§ What you need to do
Return the full listing exactly as it is written.
====
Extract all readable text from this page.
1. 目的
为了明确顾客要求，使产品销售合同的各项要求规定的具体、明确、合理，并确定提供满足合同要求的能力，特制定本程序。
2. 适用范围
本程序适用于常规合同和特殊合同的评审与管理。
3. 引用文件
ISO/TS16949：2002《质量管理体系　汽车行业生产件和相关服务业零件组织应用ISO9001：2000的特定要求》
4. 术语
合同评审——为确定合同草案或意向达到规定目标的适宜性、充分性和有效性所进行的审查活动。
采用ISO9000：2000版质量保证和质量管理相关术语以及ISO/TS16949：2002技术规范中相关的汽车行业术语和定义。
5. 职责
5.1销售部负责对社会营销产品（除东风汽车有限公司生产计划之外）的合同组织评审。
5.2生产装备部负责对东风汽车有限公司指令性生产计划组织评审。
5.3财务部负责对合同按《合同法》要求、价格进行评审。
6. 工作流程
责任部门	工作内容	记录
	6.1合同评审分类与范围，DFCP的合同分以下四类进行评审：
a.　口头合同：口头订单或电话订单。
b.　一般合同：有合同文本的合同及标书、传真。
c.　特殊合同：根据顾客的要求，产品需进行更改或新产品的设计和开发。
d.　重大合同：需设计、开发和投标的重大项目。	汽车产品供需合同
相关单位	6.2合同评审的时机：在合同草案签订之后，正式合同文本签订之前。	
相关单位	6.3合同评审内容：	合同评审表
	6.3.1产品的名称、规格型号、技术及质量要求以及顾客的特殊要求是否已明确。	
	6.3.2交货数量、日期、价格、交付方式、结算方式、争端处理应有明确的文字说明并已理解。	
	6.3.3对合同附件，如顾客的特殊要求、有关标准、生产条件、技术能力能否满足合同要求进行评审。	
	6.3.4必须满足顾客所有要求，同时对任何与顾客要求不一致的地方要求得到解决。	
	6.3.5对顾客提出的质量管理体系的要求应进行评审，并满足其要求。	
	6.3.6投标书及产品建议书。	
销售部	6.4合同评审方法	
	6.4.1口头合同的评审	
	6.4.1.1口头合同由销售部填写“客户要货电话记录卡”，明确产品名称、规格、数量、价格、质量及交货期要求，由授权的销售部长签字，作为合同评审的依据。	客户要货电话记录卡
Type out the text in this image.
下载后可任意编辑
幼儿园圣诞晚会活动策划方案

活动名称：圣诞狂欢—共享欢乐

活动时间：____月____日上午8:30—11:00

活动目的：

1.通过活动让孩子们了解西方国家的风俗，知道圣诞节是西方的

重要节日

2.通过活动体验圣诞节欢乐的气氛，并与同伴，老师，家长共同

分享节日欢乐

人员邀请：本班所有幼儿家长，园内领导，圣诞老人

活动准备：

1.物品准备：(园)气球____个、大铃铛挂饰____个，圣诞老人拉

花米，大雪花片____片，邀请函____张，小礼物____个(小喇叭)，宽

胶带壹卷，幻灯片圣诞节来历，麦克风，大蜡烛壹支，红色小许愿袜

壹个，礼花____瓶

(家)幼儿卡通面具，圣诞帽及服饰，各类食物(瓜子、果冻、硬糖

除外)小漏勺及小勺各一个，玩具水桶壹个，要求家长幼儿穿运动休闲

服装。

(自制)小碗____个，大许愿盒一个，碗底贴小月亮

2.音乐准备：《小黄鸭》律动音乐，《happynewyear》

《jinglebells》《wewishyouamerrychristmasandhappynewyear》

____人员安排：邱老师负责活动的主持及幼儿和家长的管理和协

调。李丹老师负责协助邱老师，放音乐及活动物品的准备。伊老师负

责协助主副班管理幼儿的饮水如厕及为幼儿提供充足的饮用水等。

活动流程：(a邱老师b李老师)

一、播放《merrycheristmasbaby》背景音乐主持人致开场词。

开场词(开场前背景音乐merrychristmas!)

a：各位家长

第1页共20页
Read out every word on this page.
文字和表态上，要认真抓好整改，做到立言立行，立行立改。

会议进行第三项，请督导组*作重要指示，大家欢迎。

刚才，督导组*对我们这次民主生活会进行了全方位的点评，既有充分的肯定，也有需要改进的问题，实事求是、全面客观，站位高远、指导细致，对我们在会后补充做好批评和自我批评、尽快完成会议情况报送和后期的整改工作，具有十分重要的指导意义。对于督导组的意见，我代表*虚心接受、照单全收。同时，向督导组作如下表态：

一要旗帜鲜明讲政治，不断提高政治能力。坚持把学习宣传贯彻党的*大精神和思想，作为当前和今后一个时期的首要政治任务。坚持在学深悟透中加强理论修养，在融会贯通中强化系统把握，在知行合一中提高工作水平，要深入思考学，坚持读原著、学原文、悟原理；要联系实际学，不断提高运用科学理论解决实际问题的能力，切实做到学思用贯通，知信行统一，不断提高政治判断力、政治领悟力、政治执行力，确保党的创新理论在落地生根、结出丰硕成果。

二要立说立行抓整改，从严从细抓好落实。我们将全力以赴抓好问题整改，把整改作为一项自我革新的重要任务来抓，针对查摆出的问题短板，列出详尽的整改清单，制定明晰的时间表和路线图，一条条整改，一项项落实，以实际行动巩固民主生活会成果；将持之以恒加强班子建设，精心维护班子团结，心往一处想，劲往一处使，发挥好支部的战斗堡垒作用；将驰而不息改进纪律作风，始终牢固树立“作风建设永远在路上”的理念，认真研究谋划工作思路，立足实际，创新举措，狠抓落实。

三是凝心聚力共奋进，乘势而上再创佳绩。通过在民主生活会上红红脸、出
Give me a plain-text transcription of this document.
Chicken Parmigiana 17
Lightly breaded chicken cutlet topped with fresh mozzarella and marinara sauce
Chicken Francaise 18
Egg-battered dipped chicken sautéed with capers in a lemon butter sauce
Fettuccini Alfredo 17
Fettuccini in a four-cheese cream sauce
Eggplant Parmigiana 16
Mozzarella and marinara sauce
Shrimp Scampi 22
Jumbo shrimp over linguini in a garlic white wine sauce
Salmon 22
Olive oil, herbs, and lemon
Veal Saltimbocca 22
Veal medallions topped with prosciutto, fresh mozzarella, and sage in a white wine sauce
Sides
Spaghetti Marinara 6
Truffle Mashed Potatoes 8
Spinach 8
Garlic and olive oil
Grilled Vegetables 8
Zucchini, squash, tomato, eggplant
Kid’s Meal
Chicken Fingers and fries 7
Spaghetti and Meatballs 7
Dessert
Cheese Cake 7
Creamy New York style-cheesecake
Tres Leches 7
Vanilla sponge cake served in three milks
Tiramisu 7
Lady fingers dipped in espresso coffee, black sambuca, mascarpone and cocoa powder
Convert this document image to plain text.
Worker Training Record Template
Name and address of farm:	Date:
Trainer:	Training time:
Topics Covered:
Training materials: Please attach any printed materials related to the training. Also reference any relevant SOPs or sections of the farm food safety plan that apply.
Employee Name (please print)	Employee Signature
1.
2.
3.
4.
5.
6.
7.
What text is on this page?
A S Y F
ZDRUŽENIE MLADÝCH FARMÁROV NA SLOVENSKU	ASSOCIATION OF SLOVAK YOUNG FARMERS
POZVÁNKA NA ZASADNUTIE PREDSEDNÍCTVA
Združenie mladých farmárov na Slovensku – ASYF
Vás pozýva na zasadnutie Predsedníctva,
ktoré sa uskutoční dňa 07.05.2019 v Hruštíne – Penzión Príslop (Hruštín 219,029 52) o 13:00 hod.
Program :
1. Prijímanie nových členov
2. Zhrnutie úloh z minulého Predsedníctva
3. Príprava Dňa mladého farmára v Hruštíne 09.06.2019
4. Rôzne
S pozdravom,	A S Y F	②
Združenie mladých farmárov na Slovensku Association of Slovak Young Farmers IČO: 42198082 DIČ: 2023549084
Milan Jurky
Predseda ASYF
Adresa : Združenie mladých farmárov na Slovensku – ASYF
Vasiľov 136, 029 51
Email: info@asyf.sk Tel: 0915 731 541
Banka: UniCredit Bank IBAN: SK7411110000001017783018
====
§ Finished task
Extract all readable text from this page.
1. 目的
为了明确顾客要求，使产品销售合同的各项要求规定的具体、明确、合理，并确定提供满足合同要求的能力，特制定本程序。
2. 适用范围
本程序适用于常规合同和特殊合同的评审与管理。
3. 引用文件
ISO/TS16949：2002《质量管理体系　汽车行业生产件和相关服务业零件组织应用ISO9001：2000的特定要求》
4. 术语
合同评审——为确定合同草案或意向达到规定目标的适宜性、充分性和有效性所进行的审查活动。
采用ISO9000：2000版质量保证和质量管理相关术语以及ISO/TS16949：2002技术规范中相关的汽车行业术语和定义。
5. 职责
5.1销售部负责对社会营销产品（除东风汽车有限公司生产计划之外）的合同组织评审。
5.2生产装备部负责对东风汽车有限公司指令性生产计划组织评审。
5.3财务部负责对合同按《合同法》要求、价格进行评审。
6. 工作流程
责任部门	工作内容	记录
	6.1合同评审分类与范围，DFCP的合同分以下四类进行评审：
a.　口头合同：口头订单或电话订单。
b.　一般合同：有合同文本的合同及标书、传真。
c.　特殊合同：根据顾客的要求，产品需进行更改或新产品的设计和开发。
d.　重大合同：需设计、开发和投标的重大项目。	汽车产品供需合同
相关单位	6.2合同评审的时机：在合同草案签订之后，正式合同文本签订之前。	
相关单位	6.3合同评审内容：	合同评审表
	6.3.1产品的名称、规格型号、技术及质量要求以及顾客的特殊要求是否已明确。	
	6.3.2交货数量、日期、价格、交付方式、结算方式、争端处理应有明确的文字说明并已理解。	
	6.3.3对合同附件，如顾客的特殊要求、有关标准、生产条件、技术能力能否满足合同要求进行评审。	
	6.3.4必须满足顾客所有要求，同时对任何与顾客要求不一致的地方要求得到解决。	
	6.3.5对顾客提出的质量管理体系的要求应进行评审，并满足其要求。	
	6.3.6投标书及产品建议书。	
销售部	6.4合同评审方法	
	6.4.1口头合同的评审	
	6.4.1.1口头合同由销售部填写“客户要货电话记录卡”，明确产品名称、规格、数量、价格、质量及交货期要求，由授权的销售部长签字，作为合同评审的依据。	客户要货电话记录卡
Type out the text in this image.
下载后可任意编辑
幼儿园圣诞晚会活动策划方案

活动名称：圣诞狂欢—共享欢乐

活动时间：____月____日上午8:30—11:00

活动目的：

1.通过活动让孩子们了解西方国家的风俗，知道圣诞节是西方的

重要节日

2.通过活动体验圣诞节欢乐的气氛，并与同伴，老师，家长共同

分享节日欢乐

人员邀请：本班所有幼儿家长，园内领导，圣诞老人

活动准备：

1.物品准备：(园)气球____个、大铃铛挂饰____个，圣诞老人拉

花米，大雪花片____片，邀请函____张，小礼物____个(小喇叭)，宽

胶带壹卷，幻灯片圣诞节来历，麦克风，大蜡烛壹支，红色小许愿袜

壹个，礼花____瓶

(家)幼儿卡通面具，圣诞帽及服饰，各类食物(瓜子、果冻、硬糖

除外)小漏勺及小勺各一个，玩具水桶壹个，要求家长幼儿穿运动休闲

服装。

(自制)小碗____个，大许愿盒一个，碗底贴小月亮

2.音乐准备：《小黄鸭》律动音乐，《happynewyear》

《jinglebells》《wewishyouamerrychristmasandhappynewyear》

____人员安排：邱老师负责活动的主持及幼儿和家长的管理和协

调。李丹老师负责协助邱老师，放音乐及活动物品的准备。伊老师负

责协助主副班管理幼儿的饮水如厕及为幼儿提供充足的饮用水等。

活动流程：(a邱老师b李老师)

一、播放《merrycheristmasbaby》背景音乐主持人致开场词。

开场词(开场前背景音乐merrychristmas!)

a：各位家长

第1页共20页
Read out every word on this page.
文字和表态上，要认真抓好整改，做到立言立行，立行立改。

会议进行第三项，请督导组*作重要指示，大家欢迎。

刚才，督导组*对我们这次民主生活会进行了全方位的点评，既有充分的肯定，也有需要改进的问题，实事求是、全面客观，站位高远、指导细致，对我们在会后补充做好批评和自我批评、尽快完成会议情况报送和后期的整改工作，具有十分重要的指导意义。对于督导组的意见，我代表*虚心接受、照单全收。同时，向督导组作如下表态：

一要旗帜鲜明讲政治，不断提高政治能力。坚持把学习宣传贯彻党的*大精神和思想，作为当前和今后一个时期的首要政治任务。坚持在学深悟透中加强理论修养，在融会贯通中强化系统把握，在知行合一中提高工作水平，要深入思考学，坚持读原著、学原文、悟原理；要联系实际学，不断提高运用科学理论解决实际问题的能力，切实做到学思用贯通，知信行统一，不断提高政治判断力、政治领悟力、政治执行力，确保党的创新理论在落地生根、结出丰硕成果。

二要立说立行抓整改，从严从细抓好落实。我们将全力以赴抓好问题整改，把整改作为一项自我革新的重要任务来抓，针对查摆出的问题短板，列出详尽的整改清单，制定明晰的时间表和路线图，一条条整改，一项项落实，以实际行动巩固民主生活会成果；将持之以恒加强班子建设，精心维护班子团结，心往一处想，劲往一处使，发挥好支部的战斗堡垒作用；将驰而不息改进纪律作风，始终牢固树立“作风建设永远在路上”的理念，认真研究谋划工作思路，立足实际，创新举措，狠抓落实。

三是凝心聚力共奋进，乘势而上再创佳绩。通过在民主生活会上红红脸、出
Give me a plain-text transcription of this document.
Chicken Parmigiana 17
Lightly breaded chicken cutlet topped with fresh mozzarella and marinara sauce
Chicken Francaise 18
Egg-battered dipped chicken sautéed with capers in a lemon butter sauce
Fettuccini Alfredo 17
Fettuccini in a four-cheese cream sauce
Eggplant Parmigiana 16
Mozzarella and marinara sauce
Shrimp Scampi 22
Jumbo shrimp over linguini in a garlic white wine sauce
Salmon 22
Olive oil, herbs, and lemon
Veal Saltimbocca 22
Veal medallions topped with prosciutto, fresh mozzarella, and sage in a white wine sauce
Sides
Spaghetti Marinara 6
Truffle Mashed Potatoes 8
Spinach 8
Garlic and olive oil
Grilled Vegetables 8
Zucchini, squash, tomato, eggplant
Kid’s Meal
Chicken Fingers and fries 7
Spaghetti and Meatballs 7
Dessert
Cheese Cake 7
Creamy New York style-cheesecake
Tres Leches 7
Vanilla sponge cake served in three milks
Tiramisu 7
Lady fingers dipped in espresso coffee, black sambuca, mascarpone and cocoa powder
Convert this document image to plain text.
Worker Training Record Template
Name and address of farm:	Date:
Trainer:	Training time:
Topics Covered:
Training materials: Please attach any printed materials related to the training. Also reference any relevant SOPs or sections of the farm food safety plan that apply.
Employee Name (please print)	Employee Signature
1.
2.
3.
4.
5.
6.
7.
What text is on this page?
A S Y F
ZDRUŽENIE MLADÝCH FARMÁROV NA SLOVENSKU	ASSOCIATION OF SLOVAK YOUNG FARMERS
POZVÁNKA NA ZASADNUTIE PREDSEDNÍCTVA
Združenie mladých farmárov na Slovensku – ASYF
Vás pozýva na zasadnutie Predsedníctva,
ktoré sa uskutoční dňa 07.05.2019 v Hruštíne – Penzión Príslop (Hruštín 219,029 52) o 13:00 hod.
Program :
1. Prijímanie nových členov
2. Zhrnutie úloh z minulého Predsedníctva
3. Príprava Dňa mladého farmára v Hruštíne 09.06.2019
4. Rôzne
S pozdravom,	A S Y F	②
Združenie mladých farmárov na Slovensku Association of Slovak Young Farmers IČO: 42198082 DIČ: 2023549084
Milan Jurky
Predseda ASYF
Adresa : Združenie mladých farmárov na Slovensku – ASYF
Vasiľov 136, 029 51
Email: info@asyf.sk Tel: 0915 731 541
Banka: UniCredit Bank IBAN: SK7411110000001017783018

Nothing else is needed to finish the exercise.